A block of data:
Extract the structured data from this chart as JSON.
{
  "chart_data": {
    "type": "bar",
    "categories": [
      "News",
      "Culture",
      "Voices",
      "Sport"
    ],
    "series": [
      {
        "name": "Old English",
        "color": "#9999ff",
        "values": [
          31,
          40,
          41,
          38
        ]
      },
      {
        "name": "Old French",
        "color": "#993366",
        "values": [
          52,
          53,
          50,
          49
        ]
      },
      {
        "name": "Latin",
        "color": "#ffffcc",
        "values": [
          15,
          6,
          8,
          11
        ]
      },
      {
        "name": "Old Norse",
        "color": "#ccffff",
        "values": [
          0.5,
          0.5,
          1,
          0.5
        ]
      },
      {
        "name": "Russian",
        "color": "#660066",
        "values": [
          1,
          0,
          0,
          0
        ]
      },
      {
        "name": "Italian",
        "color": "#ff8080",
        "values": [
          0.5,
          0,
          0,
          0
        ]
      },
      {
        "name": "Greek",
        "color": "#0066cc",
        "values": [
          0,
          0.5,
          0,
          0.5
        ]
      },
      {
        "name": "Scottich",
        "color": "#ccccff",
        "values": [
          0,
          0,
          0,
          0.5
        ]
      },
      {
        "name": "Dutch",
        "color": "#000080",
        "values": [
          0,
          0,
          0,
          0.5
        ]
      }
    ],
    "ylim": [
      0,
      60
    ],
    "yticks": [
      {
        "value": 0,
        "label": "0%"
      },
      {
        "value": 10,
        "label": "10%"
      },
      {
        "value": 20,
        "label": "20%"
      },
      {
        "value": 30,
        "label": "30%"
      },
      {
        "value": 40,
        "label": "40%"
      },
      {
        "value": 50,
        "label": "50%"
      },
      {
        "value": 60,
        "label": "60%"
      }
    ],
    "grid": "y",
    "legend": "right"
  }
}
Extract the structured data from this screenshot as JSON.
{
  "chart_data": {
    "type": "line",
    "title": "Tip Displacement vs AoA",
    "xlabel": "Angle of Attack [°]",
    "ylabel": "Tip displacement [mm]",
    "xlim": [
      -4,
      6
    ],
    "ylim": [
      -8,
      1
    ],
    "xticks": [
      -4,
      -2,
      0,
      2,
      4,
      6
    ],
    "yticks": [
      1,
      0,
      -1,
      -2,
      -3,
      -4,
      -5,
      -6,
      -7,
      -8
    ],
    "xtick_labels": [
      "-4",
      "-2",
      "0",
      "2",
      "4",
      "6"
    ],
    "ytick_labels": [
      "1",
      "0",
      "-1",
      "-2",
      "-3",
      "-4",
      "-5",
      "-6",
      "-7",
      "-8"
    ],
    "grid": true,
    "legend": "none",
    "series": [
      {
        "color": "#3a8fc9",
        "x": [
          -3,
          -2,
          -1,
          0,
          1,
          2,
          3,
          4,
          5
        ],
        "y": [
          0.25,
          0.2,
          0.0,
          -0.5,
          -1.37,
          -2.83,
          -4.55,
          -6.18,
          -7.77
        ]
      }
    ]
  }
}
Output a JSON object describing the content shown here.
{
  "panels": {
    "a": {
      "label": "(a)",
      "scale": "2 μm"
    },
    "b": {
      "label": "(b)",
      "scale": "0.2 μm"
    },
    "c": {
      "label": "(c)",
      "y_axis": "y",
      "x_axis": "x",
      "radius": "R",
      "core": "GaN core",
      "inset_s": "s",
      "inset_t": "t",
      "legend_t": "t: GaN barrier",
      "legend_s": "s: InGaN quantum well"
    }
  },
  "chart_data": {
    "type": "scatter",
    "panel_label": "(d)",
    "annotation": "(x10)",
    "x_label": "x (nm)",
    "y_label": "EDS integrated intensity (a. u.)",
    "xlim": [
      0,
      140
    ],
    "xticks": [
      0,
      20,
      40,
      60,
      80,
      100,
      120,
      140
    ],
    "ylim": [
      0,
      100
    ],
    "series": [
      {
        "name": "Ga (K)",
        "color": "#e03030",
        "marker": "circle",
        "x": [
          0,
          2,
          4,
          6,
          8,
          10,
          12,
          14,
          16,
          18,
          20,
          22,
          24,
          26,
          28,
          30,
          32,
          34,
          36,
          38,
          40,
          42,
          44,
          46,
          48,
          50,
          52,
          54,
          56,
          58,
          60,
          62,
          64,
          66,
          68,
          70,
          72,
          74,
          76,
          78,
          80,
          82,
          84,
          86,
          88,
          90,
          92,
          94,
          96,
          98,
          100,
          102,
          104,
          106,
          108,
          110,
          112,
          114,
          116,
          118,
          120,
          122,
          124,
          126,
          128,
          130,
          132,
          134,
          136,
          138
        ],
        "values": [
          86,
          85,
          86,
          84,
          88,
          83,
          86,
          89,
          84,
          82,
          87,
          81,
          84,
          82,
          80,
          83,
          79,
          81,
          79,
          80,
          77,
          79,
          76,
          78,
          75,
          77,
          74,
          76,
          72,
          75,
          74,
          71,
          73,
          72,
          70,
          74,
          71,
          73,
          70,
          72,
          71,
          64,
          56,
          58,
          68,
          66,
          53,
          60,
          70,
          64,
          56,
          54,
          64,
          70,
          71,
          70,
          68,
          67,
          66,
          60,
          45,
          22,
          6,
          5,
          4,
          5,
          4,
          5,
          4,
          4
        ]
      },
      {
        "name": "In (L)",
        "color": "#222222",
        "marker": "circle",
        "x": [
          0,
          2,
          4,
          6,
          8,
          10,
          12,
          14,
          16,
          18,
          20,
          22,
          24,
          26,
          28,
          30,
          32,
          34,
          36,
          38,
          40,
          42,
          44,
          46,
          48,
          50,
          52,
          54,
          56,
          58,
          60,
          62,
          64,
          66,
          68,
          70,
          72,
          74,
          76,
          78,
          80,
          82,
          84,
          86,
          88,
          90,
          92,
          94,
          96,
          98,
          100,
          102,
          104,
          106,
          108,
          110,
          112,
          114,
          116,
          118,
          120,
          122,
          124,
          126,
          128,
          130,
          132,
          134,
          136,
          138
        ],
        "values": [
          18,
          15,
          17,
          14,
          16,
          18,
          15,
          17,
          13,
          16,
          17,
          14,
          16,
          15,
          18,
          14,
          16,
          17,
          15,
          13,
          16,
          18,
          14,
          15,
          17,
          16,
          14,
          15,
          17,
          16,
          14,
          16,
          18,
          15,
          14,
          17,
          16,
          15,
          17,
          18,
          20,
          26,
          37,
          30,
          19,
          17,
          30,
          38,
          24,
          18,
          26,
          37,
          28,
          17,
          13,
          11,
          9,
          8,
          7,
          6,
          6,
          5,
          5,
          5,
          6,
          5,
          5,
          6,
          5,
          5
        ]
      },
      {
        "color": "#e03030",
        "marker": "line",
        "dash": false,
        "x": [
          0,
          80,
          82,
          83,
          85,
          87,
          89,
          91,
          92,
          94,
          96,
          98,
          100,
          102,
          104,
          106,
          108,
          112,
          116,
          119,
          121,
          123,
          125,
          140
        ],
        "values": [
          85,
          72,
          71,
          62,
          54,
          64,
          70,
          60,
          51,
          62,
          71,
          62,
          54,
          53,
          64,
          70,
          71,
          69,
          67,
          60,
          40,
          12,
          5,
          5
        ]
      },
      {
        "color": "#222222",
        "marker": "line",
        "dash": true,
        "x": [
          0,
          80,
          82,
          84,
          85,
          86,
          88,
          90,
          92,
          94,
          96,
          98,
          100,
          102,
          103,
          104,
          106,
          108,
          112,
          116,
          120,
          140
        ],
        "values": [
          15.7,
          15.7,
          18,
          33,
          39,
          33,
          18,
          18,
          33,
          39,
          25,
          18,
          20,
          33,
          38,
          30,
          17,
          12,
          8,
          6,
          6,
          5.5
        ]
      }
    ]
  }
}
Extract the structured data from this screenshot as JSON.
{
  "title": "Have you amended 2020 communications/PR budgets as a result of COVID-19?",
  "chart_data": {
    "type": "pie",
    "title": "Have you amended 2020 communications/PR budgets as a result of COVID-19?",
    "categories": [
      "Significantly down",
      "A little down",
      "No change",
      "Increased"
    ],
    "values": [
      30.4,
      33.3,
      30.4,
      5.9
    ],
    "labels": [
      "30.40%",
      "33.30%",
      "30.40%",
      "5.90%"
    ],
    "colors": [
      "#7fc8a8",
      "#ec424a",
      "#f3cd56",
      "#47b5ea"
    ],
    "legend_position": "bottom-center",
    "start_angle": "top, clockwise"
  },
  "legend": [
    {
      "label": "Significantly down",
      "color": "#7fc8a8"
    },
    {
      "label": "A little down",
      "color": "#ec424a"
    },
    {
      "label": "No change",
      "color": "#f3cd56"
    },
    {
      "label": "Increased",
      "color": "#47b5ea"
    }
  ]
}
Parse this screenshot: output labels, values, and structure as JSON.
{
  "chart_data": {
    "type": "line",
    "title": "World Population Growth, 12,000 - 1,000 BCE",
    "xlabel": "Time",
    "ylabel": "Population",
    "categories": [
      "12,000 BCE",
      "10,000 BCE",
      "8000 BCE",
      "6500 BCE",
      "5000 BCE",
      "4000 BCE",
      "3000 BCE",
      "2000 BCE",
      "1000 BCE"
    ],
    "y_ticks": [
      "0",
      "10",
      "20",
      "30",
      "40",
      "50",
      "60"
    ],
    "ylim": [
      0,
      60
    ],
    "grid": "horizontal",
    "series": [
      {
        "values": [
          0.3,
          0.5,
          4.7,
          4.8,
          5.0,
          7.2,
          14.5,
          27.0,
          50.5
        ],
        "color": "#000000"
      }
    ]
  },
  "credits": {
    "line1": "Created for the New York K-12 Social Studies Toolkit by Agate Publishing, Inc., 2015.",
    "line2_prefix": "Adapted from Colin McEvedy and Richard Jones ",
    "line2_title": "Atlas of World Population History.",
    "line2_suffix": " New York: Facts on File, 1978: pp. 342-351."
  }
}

Stated task =>
Say how many lines of the data include the string "this". Nothing other than the number should be given.

Exercise answer =>
4